** SOURCE DATA **
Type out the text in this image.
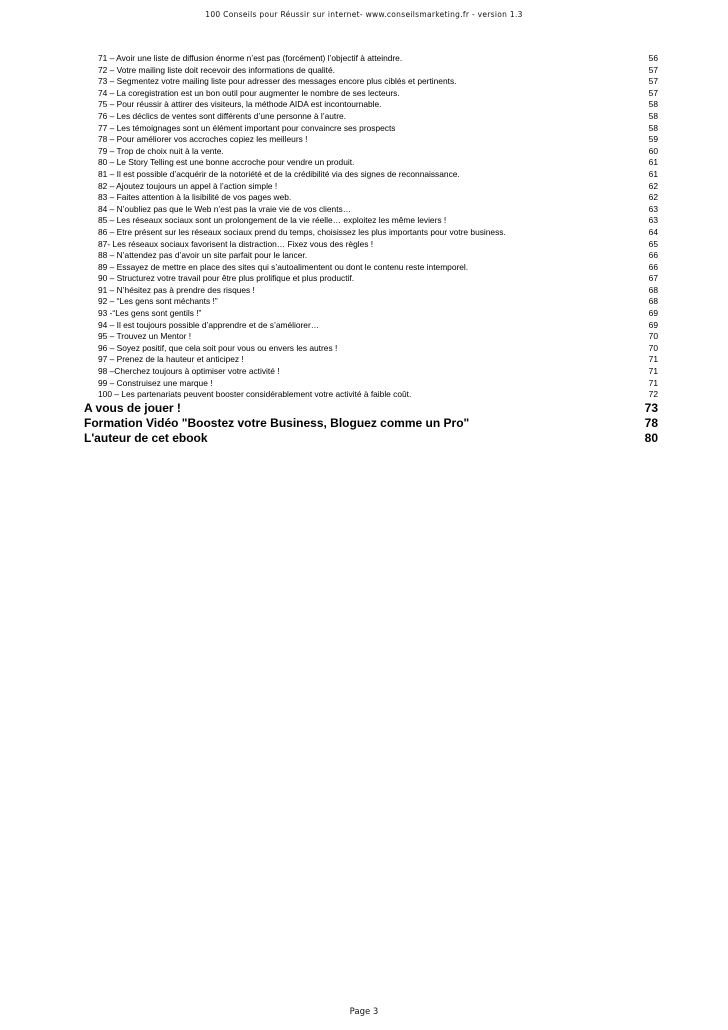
100 Conseils pour Réussir sur internet- www.conseilsmarketing.fr - version 1.3
71 – Avoir une liste de diffusion énorme n’est pas (forcément) l’objectif à atteindre.	56
72 – Votre mailing liste doit recevoir des informations de qualité.	57
73 – Segmentez votre mailing liste pour adresser des messages encore plus ciblés et pertinents.	57
74 – La coregistration est un bon outil pour augmenter le nombre de ses lecteurs.	57
75 – Pour réussir à attirer des visiteurs, la méthode AIDA est incontournable.	58
76 – Les déclics de ventes sont différents d’une personne à l’autre.	58
77 – Les témoignages sont un élément important pour convaincre ses prospects	58
78 – Pour améliorer vos accroches copiez les meilleurs !	59
79 – Trop de choix nuit à la vente.	60
80 – Le Story Telling est une bonne accroche pour vendre un produit.	61
81 – Il est possible d’acquérir de la notoriété et de la crédibilité via des signes de reconnaissance.	61
82 – Ajoutez toujours un appel à l’action simple !	62
83 – Faites attention à la lisibilité de vos pages web.	62
84 – N’oubliez pas que le Web n’est pas la vraie vie de vos clients…	63
85 – Les réseaux sociaux sont un prolongement de la vie réelle… exploitez les même leviers !	63
86 – Etre présent sur les réseaux sociaux prend du temps, choisissez les plus importants pour votre business.	64
87- Les réseaux sociaux favorisent la distraction… Fixez vous des règles !	65
88 – N’attendez pas d’avoir un site parfait pour le lancer.	66
89 – Essayez de mettre en place des sites qui s’autoalimentent ou dont le contenu reste intemporel.	66
90 – Structurez votre travail pour être plus prolifique et plus productif.	67
91 – N’hésitez pas à prendre des risques !	68
92 – “Les gens sont méchants !”	68
93 -“Les gens sont gentils !”	69
94 – Il est toujours possible d’apprendre et de s’améliorer…	69
95 – Trouvez un Mentor !	70
96 – Soyez positif, que cela soit pour vous ou envers les autres !	70
97 – Prenez de la hauteur et anticipez !	71
98 –Cherchez toujours à optimiser votre activité !	71
99 – Construisez une marque !	71
100 – Les partenariats peuvent booster considérablement votre activité à faible coût.	72
A vous de jouer !	73
Formation Vidéo "Boostez votre Business, Bloguez comme un Pro"	78
L'auteur de cet ebook	80
Page 3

** YOUR OBJECTIVE **
Return the material word for word. Pictures are not part of the copy.

** SOLUTION TO THIS TASK **
Type out the text in this image.
100 Conseils pour Réussir sur internet- www.conseilsmarketing.fr - version 1.3
71 – Avoir une liste de diffusion énorme n’est pas (forcément) l’objectif à atteindre.	56
72 – Votre mailing liste doit recevoir des informations de qualité.	57
73 – Segmentez votre mailing liste pour adresser des messages encore plus ciblés et pertinents.	57
74 – La coregistration est un bon outil pour augmenter le nombre de ses lecteurs.	57
75 – Pour réussir à attirer des visiteurs, la méthode AIDA est incontournable.	58
76 – Les déclics de ventes sont différents d’une personne à l’autre.	58
77 – Les témoignages sont un élément important pour convaincre ses prospects	58
78 – Pour améliorer vos accroches copiez les meilleurs !	59
79 – Trop de choix nuit à la vente.	60
80 – Le Story Telling est une bonne accroche pour vendre un produit.	61
81 – Il est possible d’acquérir de la notoriété et de la crédibilité via des signes de reconnaissance.	61
82 – Ajoutez toujours un appel à l’action simple !	62
83 – Faites attention à la lisibilité de vos pages web.	62
84 – N’oubliez pas que le Web n’est pas la vraie vie de vos clients…	63
85 – Les réseaux sociaux sont un prolongement de la vie réelle… exploitez les même leviers !	63
86 – Etre présent sur les réseaux sociaux prend du temps, choisissez les plus importants pour votre business.	64
87- Les réseaux sociaux favorisent la distraction… Fixez vous des règles !	65
88 – N’attendez pas d’avoir un site parfait pour le lancer.	66
89 – Essayez de mettre en place des sites qui s’autoalimentent ou dont le contenu reste intemporel.	66
90 – Structurez votre travail pour être plus prolifique et plus productif.	67
91 – N’hésitez pas à prendre des risques !	68
92 – “Les gens sont méchants !”	68
93 -“Les gens sont gentils !”	69
94 – Il est toujours possible d’apprendre et de s’améliorer…	69
95 – Trouvez un Mentor !	70
96 – Soyez positif, que cela soit pour vous ou envers les autres !	70
97 – Prenez de la hauteur et anticipez !	71
98 –Cherchez toujours à optimiser votre activité !	71
99 – Construisez une marque !	71
100 – Les partenariats peuvent booster considérablement votre activité à faible coût.	72
A vous de jouer !	73
Formation Vidéo "Boostez votre Business, Bloguez comme un Pro"	78
L'auteur de cet ebook	80
Page 3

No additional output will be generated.